**Stated problem**
Copy out each line below that has the word "title" in it.

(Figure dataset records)
=-=-=-=-=
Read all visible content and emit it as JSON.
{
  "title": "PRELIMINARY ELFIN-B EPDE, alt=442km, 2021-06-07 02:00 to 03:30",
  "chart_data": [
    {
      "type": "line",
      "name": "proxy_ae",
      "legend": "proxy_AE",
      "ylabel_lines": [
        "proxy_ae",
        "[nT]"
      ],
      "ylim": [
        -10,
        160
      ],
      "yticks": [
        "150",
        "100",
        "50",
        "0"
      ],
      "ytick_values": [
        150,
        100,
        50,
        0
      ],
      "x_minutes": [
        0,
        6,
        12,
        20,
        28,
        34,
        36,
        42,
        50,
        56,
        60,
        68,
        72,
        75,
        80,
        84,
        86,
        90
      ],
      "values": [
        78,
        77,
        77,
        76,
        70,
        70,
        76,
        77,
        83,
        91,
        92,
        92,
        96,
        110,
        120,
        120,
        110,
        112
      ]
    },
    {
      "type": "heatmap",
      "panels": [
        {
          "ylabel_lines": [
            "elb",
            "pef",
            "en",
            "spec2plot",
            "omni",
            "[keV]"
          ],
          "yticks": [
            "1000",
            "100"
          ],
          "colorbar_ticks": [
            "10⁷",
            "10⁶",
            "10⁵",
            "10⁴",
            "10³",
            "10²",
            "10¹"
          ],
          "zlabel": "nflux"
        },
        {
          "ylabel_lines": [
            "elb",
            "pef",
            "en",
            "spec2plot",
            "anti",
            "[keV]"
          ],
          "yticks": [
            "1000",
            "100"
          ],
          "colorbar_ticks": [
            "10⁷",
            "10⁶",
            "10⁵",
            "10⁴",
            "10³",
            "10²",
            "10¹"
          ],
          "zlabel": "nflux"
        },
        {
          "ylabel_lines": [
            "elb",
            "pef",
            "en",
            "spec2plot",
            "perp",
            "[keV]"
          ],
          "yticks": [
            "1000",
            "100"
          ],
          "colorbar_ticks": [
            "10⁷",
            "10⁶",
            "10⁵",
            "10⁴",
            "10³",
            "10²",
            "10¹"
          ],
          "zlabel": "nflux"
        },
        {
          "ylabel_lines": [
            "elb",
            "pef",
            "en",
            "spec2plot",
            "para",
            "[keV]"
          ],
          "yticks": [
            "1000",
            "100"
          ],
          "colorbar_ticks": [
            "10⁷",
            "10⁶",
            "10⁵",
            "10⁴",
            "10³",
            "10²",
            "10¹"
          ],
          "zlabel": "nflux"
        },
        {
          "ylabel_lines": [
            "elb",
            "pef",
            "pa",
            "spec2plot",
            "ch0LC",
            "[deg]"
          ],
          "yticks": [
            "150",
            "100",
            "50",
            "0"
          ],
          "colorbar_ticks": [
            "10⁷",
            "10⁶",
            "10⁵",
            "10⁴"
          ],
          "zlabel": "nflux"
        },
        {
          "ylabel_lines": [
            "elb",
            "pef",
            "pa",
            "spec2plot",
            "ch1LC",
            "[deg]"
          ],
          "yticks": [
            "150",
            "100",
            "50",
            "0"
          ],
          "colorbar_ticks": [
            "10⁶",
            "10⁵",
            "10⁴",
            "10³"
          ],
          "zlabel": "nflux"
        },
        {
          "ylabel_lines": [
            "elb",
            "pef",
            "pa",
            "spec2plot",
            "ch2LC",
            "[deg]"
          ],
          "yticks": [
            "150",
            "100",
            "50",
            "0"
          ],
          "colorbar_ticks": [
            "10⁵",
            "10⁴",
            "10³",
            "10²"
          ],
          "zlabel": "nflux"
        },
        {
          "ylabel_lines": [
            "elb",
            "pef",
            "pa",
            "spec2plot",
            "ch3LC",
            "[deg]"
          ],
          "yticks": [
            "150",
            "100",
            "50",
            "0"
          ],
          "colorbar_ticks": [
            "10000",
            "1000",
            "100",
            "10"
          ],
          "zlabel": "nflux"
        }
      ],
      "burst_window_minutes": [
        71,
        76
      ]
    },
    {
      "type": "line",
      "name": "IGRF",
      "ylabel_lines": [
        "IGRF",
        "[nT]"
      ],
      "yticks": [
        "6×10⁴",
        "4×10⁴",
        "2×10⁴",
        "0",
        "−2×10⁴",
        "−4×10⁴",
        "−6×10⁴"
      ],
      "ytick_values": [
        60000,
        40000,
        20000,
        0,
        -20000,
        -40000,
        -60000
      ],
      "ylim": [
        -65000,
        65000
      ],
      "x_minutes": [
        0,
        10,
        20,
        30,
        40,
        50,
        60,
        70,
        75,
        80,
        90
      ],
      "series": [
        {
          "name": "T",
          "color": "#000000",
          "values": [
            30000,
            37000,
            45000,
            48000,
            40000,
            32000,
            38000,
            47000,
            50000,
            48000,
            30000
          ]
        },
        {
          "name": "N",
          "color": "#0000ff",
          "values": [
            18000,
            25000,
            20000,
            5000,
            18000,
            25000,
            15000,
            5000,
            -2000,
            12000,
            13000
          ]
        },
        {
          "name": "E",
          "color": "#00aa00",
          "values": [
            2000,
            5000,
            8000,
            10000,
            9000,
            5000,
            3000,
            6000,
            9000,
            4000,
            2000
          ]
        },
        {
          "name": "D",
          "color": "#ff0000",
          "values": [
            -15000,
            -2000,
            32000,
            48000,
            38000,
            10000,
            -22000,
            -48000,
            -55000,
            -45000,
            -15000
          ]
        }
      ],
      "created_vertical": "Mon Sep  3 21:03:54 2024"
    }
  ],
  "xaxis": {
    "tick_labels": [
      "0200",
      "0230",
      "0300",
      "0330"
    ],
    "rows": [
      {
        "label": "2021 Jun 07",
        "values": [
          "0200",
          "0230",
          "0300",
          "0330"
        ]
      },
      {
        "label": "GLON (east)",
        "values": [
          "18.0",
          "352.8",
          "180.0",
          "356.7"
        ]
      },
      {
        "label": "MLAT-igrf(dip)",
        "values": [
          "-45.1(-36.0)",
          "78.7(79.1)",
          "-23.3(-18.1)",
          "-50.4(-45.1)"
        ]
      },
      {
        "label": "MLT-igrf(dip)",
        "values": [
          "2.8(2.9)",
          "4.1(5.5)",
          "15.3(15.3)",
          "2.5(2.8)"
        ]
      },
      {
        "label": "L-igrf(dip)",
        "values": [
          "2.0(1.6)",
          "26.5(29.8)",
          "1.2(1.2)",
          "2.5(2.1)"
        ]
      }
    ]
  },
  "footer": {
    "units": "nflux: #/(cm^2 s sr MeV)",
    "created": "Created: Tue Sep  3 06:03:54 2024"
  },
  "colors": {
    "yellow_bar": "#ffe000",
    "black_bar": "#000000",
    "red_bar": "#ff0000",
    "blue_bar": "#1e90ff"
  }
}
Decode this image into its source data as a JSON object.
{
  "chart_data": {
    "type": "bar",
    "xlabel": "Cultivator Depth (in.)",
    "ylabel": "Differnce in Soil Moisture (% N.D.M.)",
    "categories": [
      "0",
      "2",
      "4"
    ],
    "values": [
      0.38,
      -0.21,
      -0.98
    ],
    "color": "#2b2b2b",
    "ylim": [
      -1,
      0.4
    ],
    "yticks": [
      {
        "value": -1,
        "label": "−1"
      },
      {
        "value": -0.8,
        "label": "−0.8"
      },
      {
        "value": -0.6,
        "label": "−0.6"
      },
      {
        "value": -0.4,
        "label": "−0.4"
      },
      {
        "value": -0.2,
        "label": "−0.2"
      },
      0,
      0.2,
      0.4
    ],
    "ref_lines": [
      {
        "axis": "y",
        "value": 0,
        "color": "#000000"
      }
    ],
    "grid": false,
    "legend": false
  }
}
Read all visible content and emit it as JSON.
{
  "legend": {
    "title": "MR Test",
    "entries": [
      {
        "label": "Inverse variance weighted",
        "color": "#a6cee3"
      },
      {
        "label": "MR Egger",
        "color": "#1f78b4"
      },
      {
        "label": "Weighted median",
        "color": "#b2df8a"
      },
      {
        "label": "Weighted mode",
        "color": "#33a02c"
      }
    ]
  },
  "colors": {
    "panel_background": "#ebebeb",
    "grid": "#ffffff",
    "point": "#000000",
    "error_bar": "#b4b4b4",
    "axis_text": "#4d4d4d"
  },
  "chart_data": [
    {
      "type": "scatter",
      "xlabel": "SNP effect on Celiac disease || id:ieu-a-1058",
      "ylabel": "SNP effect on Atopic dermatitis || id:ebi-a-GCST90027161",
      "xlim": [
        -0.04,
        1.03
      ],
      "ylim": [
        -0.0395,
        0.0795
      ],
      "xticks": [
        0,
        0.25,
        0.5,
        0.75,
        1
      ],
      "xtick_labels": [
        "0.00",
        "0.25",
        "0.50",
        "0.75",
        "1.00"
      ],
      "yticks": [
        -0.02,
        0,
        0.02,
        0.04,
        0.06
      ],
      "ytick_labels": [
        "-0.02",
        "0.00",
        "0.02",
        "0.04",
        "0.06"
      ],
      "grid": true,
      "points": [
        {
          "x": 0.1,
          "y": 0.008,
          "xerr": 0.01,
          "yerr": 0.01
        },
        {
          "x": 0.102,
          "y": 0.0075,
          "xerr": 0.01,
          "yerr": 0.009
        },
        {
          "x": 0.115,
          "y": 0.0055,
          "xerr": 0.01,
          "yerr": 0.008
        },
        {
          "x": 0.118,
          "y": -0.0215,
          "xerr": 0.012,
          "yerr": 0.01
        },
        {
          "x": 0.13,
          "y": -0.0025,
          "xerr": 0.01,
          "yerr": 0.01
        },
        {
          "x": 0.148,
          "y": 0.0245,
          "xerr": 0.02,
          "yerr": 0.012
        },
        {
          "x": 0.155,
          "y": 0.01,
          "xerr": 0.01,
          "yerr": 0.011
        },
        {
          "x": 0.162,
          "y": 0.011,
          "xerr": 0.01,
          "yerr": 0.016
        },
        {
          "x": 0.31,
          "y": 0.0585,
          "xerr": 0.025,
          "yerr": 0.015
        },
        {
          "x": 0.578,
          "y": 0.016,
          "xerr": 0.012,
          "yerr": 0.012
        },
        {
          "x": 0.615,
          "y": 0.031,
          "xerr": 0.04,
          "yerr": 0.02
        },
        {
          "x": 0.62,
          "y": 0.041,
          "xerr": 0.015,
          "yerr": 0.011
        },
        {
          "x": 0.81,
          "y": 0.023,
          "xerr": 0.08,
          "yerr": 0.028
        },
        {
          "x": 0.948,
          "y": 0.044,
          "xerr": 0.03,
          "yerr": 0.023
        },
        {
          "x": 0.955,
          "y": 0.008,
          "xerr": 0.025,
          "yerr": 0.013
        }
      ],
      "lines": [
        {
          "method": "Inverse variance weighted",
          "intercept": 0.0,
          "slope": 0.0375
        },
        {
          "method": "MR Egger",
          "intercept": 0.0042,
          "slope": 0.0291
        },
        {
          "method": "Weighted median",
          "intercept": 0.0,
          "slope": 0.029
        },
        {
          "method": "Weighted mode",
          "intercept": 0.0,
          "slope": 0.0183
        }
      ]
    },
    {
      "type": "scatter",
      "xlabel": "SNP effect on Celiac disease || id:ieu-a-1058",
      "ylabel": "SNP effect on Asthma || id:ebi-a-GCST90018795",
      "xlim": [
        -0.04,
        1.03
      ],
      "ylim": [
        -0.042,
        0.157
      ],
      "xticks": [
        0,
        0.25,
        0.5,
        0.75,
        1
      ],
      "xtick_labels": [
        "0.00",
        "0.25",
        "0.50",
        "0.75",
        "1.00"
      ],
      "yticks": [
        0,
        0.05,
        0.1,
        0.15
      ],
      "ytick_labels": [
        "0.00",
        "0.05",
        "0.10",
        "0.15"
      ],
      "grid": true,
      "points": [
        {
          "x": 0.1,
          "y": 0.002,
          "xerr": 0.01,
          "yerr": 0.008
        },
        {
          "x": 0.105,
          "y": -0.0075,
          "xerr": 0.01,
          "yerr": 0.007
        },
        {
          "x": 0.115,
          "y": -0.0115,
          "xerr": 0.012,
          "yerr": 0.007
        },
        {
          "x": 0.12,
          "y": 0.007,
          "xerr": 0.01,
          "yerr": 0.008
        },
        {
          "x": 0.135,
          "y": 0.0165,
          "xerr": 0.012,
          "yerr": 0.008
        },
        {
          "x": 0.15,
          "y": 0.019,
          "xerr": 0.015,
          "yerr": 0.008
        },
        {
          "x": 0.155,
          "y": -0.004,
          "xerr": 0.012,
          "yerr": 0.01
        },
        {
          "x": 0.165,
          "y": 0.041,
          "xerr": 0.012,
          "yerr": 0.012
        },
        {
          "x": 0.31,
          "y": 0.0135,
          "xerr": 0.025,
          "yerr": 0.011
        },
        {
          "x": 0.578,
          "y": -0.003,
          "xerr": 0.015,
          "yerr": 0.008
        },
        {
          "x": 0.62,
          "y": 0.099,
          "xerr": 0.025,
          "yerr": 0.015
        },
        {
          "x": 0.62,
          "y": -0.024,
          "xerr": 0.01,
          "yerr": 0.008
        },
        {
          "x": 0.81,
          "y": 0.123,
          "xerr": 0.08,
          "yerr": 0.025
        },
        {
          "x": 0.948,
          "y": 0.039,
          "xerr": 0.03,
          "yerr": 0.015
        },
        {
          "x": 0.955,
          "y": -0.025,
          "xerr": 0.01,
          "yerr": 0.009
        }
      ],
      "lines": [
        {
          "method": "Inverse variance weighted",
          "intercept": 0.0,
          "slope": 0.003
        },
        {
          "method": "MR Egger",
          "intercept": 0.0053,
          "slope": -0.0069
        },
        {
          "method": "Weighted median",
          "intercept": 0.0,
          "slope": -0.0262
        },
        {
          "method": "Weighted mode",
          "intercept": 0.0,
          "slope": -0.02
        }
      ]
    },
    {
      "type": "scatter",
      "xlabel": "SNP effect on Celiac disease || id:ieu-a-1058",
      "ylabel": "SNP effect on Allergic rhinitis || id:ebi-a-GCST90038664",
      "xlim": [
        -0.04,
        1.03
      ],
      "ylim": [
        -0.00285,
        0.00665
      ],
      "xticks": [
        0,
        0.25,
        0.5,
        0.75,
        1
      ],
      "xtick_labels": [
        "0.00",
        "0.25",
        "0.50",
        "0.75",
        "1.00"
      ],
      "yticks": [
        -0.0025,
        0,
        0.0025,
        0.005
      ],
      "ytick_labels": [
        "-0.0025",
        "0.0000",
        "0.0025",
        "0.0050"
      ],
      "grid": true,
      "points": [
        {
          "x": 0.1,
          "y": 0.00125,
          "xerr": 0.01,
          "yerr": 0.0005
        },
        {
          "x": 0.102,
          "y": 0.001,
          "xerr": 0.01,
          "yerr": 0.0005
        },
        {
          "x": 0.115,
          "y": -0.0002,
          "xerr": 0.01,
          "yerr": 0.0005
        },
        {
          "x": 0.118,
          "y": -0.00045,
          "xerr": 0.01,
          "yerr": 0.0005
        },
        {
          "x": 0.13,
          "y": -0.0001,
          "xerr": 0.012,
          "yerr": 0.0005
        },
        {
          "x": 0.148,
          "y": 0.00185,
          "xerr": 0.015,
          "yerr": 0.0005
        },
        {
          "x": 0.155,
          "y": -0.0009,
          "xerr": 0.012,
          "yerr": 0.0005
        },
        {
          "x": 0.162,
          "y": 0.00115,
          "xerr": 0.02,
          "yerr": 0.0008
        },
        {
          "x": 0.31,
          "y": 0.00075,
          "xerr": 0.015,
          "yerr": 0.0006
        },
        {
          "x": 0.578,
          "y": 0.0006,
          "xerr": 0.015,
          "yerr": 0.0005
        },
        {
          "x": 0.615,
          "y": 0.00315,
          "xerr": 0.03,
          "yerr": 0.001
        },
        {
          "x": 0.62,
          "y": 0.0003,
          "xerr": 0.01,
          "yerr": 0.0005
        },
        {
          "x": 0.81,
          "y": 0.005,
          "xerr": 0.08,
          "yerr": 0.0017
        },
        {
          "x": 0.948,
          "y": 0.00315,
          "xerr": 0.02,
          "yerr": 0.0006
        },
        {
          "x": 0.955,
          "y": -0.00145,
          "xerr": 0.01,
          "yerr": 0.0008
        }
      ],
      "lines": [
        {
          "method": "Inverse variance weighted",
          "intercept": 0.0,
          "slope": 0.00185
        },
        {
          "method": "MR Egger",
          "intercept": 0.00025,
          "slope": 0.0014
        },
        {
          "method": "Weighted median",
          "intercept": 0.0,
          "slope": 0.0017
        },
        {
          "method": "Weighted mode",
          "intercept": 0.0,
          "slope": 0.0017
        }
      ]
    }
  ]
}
=-=-=-=-=
**Reply to the task**
  "title": "PRELIMINARY ELFIN-B EPDE, alt=442km, 2021-06-07 02:00 to 03:30",
    "title": "MR Test",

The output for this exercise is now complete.